## Text shown
Picture this: You are diversified across 2,500 of the biggest and best companies in the U.S. and the world. They are the best run, employing the top talent globally. They are the best-financed, owning cash, real estate, and intellectual property, amounting to stellar balance sheets. They make the best products and offer the best services that we all enjoy and use. And you are part owner in 2,500 of them.
And they all go to zero.
There is only one thing that could make this happen.
Total global collapse.
If that happens and the equity of all those companies turns to nothing, how are your corporate bonds going to fair? That guaranteed interest rate is guaranteed to be nothing.
What about CDs? When all the banks have failed, are your “safe” CDs going to be worth anything? Certificates of Depression.
How about cash? Cash is safe. In total global collapse, where are you going to spend it?
Surely gold will end up being the currency. We will revert to the “true” gold standard. Are you going to be wanting to lug around heavy gold when the world is falling apart?
In the event of total global collapse, there are only two things you should be invested in: Bullets and Baked Beans. Ammunition for the global guerrilla warfare and canned food when the economy is no longer producing it fresh.

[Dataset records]
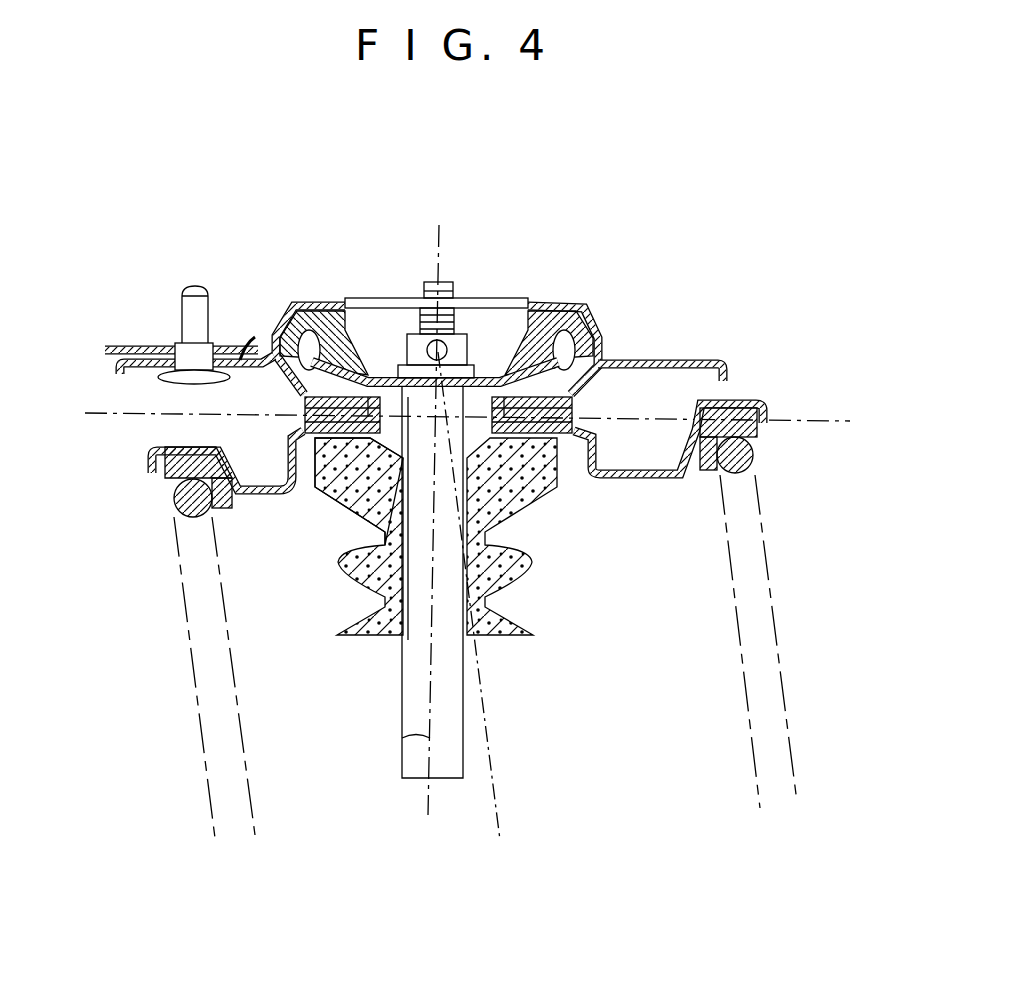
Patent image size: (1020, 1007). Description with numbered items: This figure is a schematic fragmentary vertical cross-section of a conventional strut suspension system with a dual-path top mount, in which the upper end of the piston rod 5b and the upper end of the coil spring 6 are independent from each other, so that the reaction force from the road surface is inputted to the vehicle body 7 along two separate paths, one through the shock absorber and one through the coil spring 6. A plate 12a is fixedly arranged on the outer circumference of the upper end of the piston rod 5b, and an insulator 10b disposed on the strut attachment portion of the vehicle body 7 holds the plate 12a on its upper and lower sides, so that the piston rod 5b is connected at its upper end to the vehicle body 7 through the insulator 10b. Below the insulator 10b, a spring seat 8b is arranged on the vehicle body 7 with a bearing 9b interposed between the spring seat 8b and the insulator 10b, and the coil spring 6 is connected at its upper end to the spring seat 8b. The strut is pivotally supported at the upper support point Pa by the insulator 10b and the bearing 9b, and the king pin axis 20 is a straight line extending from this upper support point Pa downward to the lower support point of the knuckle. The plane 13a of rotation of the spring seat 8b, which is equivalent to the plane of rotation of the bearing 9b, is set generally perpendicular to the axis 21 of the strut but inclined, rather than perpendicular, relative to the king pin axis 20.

The vehicle body 7 is at (137, 345).
The bearing 9b is at (310, 420).
The plate 12a is at (368, 371).
The upper support point Pa is at (446, 348).
The insulator 10b is at (593, 343).
The spring seat 8b is at (741, 397).
The plane of rotation 13a is at (828, 426).
The piston rod 5b is at (410, 670).
The axis of the strut 21 is at (398, 736).
The king pin axis 20 is at (492, 763).
The coil spring 6 is at (786, 700).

## Tasks to perform
#1 In the text on investing during a total global collapse, name each holding it questions one by one after the 2,500 companies go to zero.
#2 Pick up the text on investing during a total global collapse right after its last sentence and write what comes next.
The dataset records have no connection to the text about investing during a total global collapse.

## Task responses
#1 Corporate bonds, CDs, cash, gold

#2
If you are anxious about global economic collapse, join the doomsday preppers movement and get yourself a bunker and some rations. But that’s a separate issue from retirement investing. It has never happened, it may never happen, and it is surely not something we can create investment policy around.
So yes, I’ll say it. If you are properly diversified, there is no Risk of Zero. If I end up being wrong and all the best companies in the world go to zero, then you can sue me. Good luck with that.
The solution to the Risk of Zero is to get a proper investment plan with a properly diversified portfolio and stick to it. The Risk of Zero is not a real risk to a good equity investment plan.
Risk of Change
The chance of drastic changes in the value of your investment.
The “risk” people are often talking about regarding equity investing is the Risk of Change: the chance that your equity investments’ value will drastically change. This happens all the time. The values of equities constantly fluctuate. Of course, when people refer to it as “risky,” they aren’t talking about when the change is positive. They only mean it when the change is negative.
It’s called “volatility.” The values of equities and equity funds are volatile, some more than others. The more volatile an equity investment is, the more “risky” it is said to be. Which, when applied to a fund of high-quality equities, is a misnomer. Let’s not confuse “risk” with volatility.
Sure, some equity funds are risky both in the sense that they are volatile in the sense that they could go to zero or face the third risk. But in that case, we are talking about small funds of companies investing in startups or small countries around the world. But those funds are rare, and most people aren’t in them.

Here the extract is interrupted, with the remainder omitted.